INPUT MATERIAL.
========
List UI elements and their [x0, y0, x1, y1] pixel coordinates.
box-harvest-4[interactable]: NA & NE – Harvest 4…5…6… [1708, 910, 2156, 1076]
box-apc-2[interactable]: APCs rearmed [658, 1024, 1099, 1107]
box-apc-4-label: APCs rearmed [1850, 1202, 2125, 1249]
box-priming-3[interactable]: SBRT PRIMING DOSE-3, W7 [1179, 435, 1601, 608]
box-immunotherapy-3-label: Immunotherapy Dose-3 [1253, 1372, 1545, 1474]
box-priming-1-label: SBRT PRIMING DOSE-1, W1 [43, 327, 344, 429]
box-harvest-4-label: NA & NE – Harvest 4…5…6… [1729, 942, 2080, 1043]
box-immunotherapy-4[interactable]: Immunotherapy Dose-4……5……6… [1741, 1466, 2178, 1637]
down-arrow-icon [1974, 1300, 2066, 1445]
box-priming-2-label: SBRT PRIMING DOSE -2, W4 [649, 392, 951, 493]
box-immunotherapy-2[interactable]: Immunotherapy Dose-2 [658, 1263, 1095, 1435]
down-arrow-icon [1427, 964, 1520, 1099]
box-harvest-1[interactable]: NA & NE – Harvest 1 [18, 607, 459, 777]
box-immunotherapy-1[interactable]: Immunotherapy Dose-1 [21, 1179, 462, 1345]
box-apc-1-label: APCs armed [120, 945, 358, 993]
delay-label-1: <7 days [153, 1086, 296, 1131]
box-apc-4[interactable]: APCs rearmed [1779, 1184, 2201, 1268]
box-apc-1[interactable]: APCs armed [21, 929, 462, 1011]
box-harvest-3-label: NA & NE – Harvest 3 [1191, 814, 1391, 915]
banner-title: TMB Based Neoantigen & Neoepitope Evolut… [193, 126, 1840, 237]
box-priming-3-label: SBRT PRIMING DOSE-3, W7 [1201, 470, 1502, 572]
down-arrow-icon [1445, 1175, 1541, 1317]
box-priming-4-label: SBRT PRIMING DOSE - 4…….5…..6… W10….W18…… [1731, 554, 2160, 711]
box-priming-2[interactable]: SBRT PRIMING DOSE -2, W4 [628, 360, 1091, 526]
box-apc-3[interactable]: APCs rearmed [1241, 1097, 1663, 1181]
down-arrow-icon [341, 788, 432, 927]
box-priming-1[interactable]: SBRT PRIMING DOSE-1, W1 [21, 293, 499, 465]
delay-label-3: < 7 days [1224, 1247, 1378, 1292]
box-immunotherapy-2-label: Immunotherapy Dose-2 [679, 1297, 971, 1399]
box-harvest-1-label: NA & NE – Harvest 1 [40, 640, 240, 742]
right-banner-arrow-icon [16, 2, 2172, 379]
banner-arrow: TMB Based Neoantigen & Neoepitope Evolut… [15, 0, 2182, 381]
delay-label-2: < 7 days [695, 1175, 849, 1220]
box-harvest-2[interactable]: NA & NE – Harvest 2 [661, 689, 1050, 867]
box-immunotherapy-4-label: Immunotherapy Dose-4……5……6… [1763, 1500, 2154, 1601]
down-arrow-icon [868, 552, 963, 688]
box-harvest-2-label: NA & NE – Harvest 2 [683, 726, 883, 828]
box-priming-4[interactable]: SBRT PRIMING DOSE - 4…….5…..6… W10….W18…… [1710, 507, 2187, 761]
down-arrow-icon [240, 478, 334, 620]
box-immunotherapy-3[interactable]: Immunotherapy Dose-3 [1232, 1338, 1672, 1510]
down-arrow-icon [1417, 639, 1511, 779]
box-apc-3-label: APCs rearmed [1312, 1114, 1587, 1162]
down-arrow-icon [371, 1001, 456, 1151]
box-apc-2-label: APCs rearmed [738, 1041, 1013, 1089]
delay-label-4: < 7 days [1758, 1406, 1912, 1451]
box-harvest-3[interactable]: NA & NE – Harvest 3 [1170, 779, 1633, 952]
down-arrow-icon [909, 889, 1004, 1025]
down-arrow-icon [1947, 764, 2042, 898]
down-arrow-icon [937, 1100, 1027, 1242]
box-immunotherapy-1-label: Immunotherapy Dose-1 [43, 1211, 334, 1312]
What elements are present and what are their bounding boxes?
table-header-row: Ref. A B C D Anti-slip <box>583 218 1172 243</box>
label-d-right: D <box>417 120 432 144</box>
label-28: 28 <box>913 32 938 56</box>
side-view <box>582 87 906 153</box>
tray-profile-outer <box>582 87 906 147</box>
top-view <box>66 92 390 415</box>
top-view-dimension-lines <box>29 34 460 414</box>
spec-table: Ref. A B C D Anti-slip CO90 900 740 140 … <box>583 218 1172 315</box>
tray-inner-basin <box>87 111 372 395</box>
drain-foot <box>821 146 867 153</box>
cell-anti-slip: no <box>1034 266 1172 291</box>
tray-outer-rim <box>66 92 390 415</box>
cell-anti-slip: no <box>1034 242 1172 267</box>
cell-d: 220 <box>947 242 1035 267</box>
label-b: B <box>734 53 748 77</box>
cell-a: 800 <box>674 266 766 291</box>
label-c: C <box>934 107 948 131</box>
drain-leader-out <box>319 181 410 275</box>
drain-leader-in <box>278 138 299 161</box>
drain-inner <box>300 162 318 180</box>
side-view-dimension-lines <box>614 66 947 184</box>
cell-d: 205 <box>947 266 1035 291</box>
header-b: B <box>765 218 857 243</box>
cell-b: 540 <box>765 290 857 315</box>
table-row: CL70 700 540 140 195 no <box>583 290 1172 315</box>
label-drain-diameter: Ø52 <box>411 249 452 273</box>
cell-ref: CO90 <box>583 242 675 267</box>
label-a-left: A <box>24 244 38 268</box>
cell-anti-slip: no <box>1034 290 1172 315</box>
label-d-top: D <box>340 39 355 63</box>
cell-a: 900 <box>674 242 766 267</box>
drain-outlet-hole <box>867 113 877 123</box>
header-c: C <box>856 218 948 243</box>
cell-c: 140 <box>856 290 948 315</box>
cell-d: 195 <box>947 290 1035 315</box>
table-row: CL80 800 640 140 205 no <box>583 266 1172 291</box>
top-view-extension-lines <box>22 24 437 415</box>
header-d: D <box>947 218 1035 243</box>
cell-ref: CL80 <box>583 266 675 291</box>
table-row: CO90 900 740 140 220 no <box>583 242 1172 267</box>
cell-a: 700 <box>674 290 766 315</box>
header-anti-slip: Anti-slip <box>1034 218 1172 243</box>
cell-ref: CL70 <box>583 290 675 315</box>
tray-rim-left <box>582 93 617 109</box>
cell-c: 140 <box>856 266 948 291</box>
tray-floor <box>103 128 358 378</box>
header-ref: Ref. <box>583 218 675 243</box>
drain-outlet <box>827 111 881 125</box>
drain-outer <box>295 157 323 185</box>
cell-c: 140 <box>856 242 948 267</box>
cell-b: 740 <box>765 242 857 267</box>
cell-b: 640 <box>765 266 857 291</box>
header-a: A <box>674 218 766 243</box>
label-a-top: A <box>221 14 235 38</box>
========
EXERCISE.
Update the material from its first line through the line containing "box-apc-4-label: APCs rearmed", replacing "APCs rearmed" with "APCs re-armed" and leaving everything else unchanged.

THE COMPLETED TASK.
List UI elements and their [x0, y0, x1, y1] pixel coordinates.
box-harvest-4[interactable]: NA & NE – Harvest 4…5…6… [1708, 910, 2156, 1076]
box-apc-2[interactable]: APCs re-armed [658, 1024, 1099, 1107]
box-apc-4-label: APCs re-armed [1850, 1202, 2125, 1249]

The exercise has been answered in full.